■ **Your instructions**
The entries below need to be written out exactly, with no pictures included.

● ● ● ● ●

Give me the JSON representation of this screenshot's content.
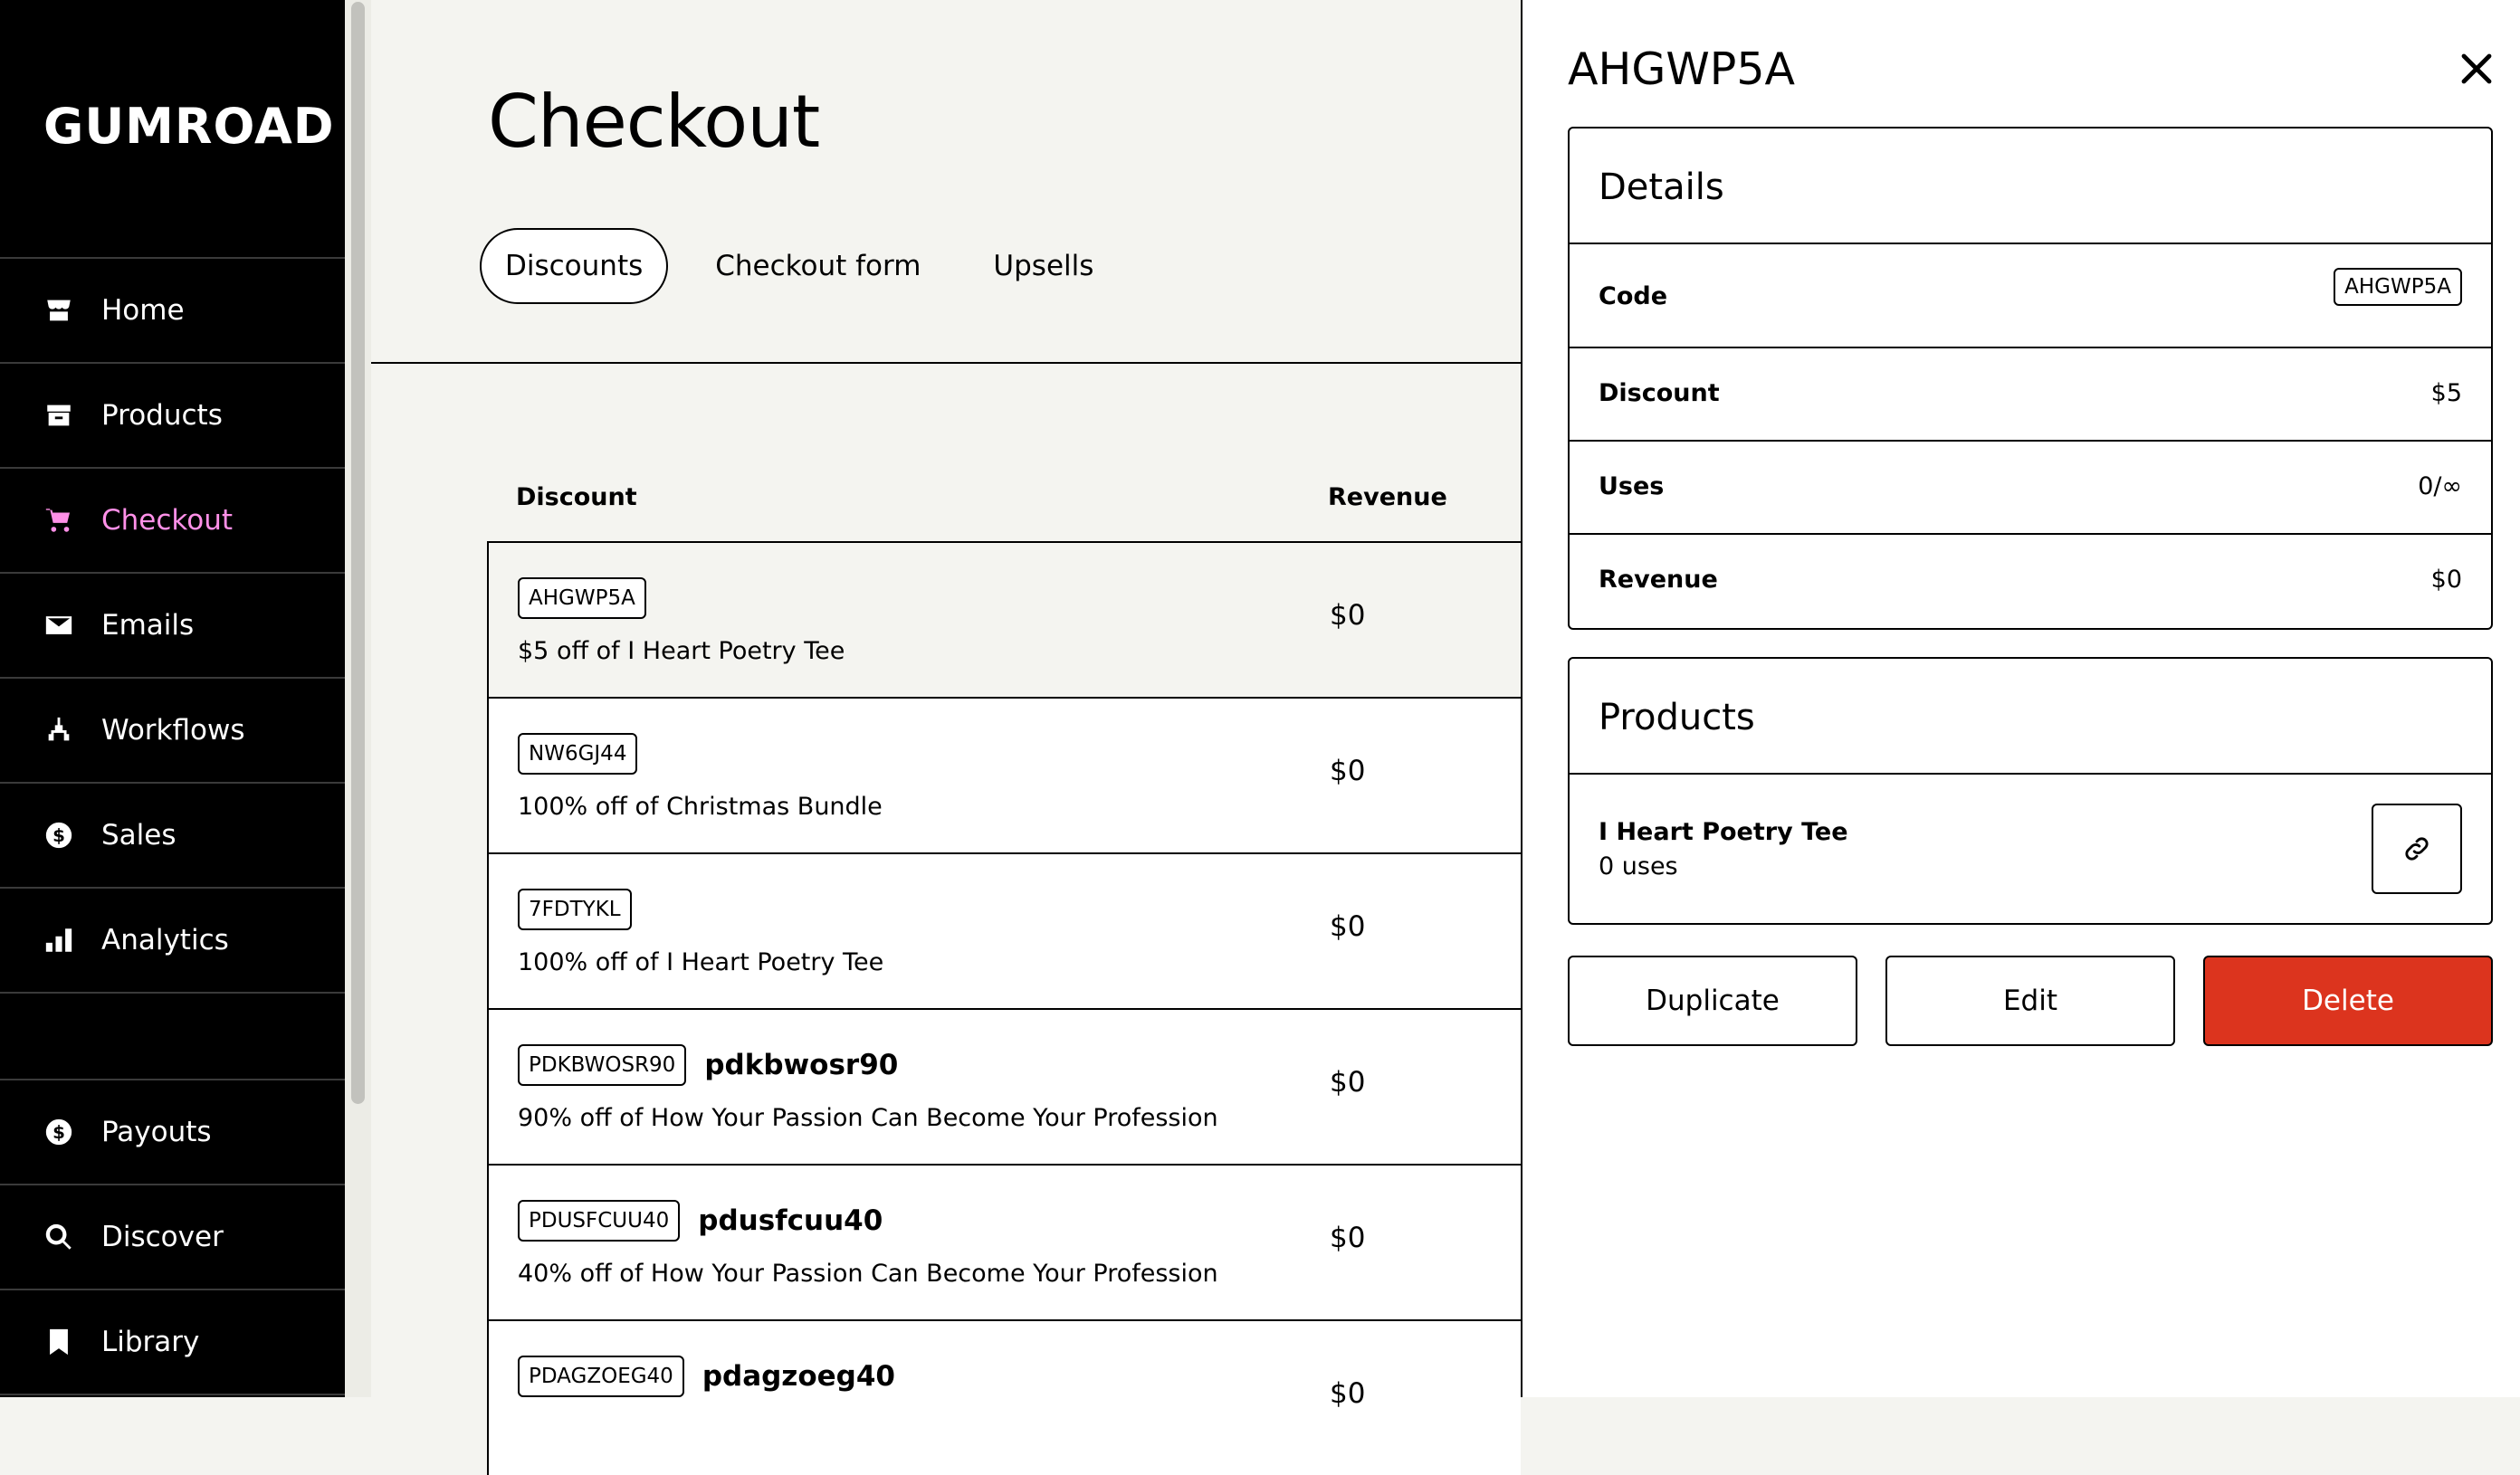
{
  "app": {
    "logo": "GUMROAD"
  },
  "sidebar": {
    "items": [
      {
        "label": "Home",
        "icon": "store-icon"
      },
      {
        "label": "Products",
        "icon": "archive-icon"
      },
      {
        "label": "Checkout",
        "icon": "cart-icon",
        "active": true
      },
      {
        "label": "Emails",
        "icon": "envelope-icon"
      },
      {
        "label": "Workflows",
        "icon": "workflow-icon"
      },
      {
        "label": "Sales",
        "icon": "dollar-circle-icon"
      },
      {
        "label": "Analytics",
        "icon": "bar-chart-icon"
      },
      {
        "label": "Payouts",
        "icon": "dollar-circle-icon"
      },
      {
        "label": "Discover",
        "icon": "search-icon"
      },
      {
        "label": "Library",
        "icon": "bookmark-icon"
      }
    ]
  },
  "main": {
    "title": "Checkout",
    "tabs": [
      {
        "label": "Discounts",
        "active": true
      },
      {
        "label": "Checkout form"
      },
      {
        "label": "Upsells"
      }
    ],
    "table": {
      "headers": {
        "discount": "Discount",
        "revenue": "Revenue"
      },
      "rows": [
        {
          "code": "AHGWP5A",
          "name": "",
          "description": "$5 off of I Heart Poetry Tee",
          "revenue": "$0",
          "selected": true
        },
        {
          "code": "NW6GJ44",
          "name": "",
          "description": "100% off of Christmas Bundle",
          "revenue": "$0"
        },
        {
          "code": "7FDTYKL",
          "name": "",
          "description": "100% off of I Heart Poetry Tee",
          "revenue": "$0"
        },
        {
          "code": "PDKBWOSR90",
          "name": "pdkbwosr90",
          "description": "90% off of How Your Passion Can Become Your Profession",
          "revenue": "$0"
        },
        {
          "code": "PDUSFCUU40",
          "name": "pdusfcuu40",
          "description": "40% off of How Your Passion Can Become Your Profession",
          "revenue": "$0"
        },
        {
          "code": "PDAGZOEG40",
          "name": "pdagzoeg40",
          "description": "",
          "revenue": "$0"
        }
      ]
    }
  },
  "drawer": {
    "title": "AHGWP5A",
    "details": {
      "heading": "Details",
      "code_label": "Code",
      "code_value": "AHGWP5A",
      "discount_label": "Discount",
      "discount_value": "$5",
      "uses_label": "Uses",
      "uses_value": "0/∞",
      "revenue_label": "Revenue",
      "revenue_value": "$0"
    },
    "products": {
      "heading": "Products",
      "items": [
        {
          "name": "I Heart Poetry Tee",
          "uses": "0 uses"
        }
      ]
    },
    "actions": {
      "duplicate": "Duplicate",
      "edit": "Edit",
      "delete": "Delete"
    }
  },
  "colors": {
    "accent": "#ff90e8",
    "danger": "#dc341e",
    "background": "#f4f4f0"
  }
}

● ● ● ● ●

■ **Response for this exercise**
Give me the JSON representation of this screenshot's content.
{
  "app": {
    "logo": "GUMROAD"
  },
  "sidebar": {
    "items": [
      {
        "label": "Home",
        "icon": "store-icon"
      },
      {
        "label": "Products",
        "icon": "archive-icon"
      },
      {
        "label": "Checkout",
        "icon": "cart-icon",
        "active": true
      },
      {
        "label": "Emails",
        "icon": "envelope-icon"
      },
      {
        "label": "Workflows",
        "icon": "workflow-icon"
      },
      {
        "label": "Sales",
        "icon": "dollar-circle-icon"
      },
      {
        "label": "Analytics",
        "icon": "bar-chart-icon"
      },
      {
        "label": "Payouts",
        "icon": "dollar-circle-icon"
      },
      {
        "label": "Discover",
        "icon": "search-icon"
      },
      {
        "label": "Library",
        "icon": "bookmark-icon"
      }
    ]
  },
  "main": {
    "title": "Checkout",
    "tabs": [
      {
        "label": "Discounts",
        "active": true
      },
      {
        "label": "Checkout form"
      },
      {
        "label": "Upsells"
      }
    ],
    "table": {
      "headers": {
        "discount": "Discount",
        "revenue": "Revenue"
      },
      "rows": [
        {
          "code": "AHGWP5A",
          "name": "",
          "description": "$5 off of I Heart Poetry Tee",
          "revenue": "$0",
          "selected": true
        },
        {
          "code": "NW6GJ44",
          "name": "",
          "description": "100% off of Christmas Bundle",
          "revenue": "$0"
        },
        {
          "code": "7FDTYKL",
          "name": "",
          "description": "100% off of I Heart Poetry Tee",
          "revenue": "$0"
        },
        {
          "code": "PDKBWOSR90",
          "name": "pdkbwosr90",
          "description": "90% off of How Your Passion Can Become Your Profession",
          "revenue": "$0"
        },
        {
          "code": "PDUSFCUU40",
          "name": "pdusfcuu40",
          "description": "40% off of How Your Passion Can Become Your Profession",
          "revenue": "$0"
        },
        {
          "code": "PDAGZOEG40",
          "name": "pdagzoeg40",
          "description": "",
          "revenue": "$0"
        }
      ]
    }
  },
  "drawer": {
    "title": "AHGWP5A",
    "details": {
      "heading": "Details",
      "code_label": "Code",
      "code_value": "AHGWP5A",
      "discount_label": "Discount",
      "discount_value": "$5",
      "uses_label": "Uses",
      "uses_value": "0/∞",
      "revenue_label": "Revenue",
      "revenue_value": "$0"
    },
    "products": {
      "heading": "Products",
      "items": [
        {
          "name": "I Heart Poetry Tee",
          "uses": "0 uses"
        }
      ]
    },
    "actions": {
      "duplicate": "Duplicate",
      "edit": "Edit",
      "delete": "Delete"
    }
  },
  "colors": {
    "accent": "#ff90e8",
    "danger": "#dc341e",
    "background": "#f4f4f0"
  }
}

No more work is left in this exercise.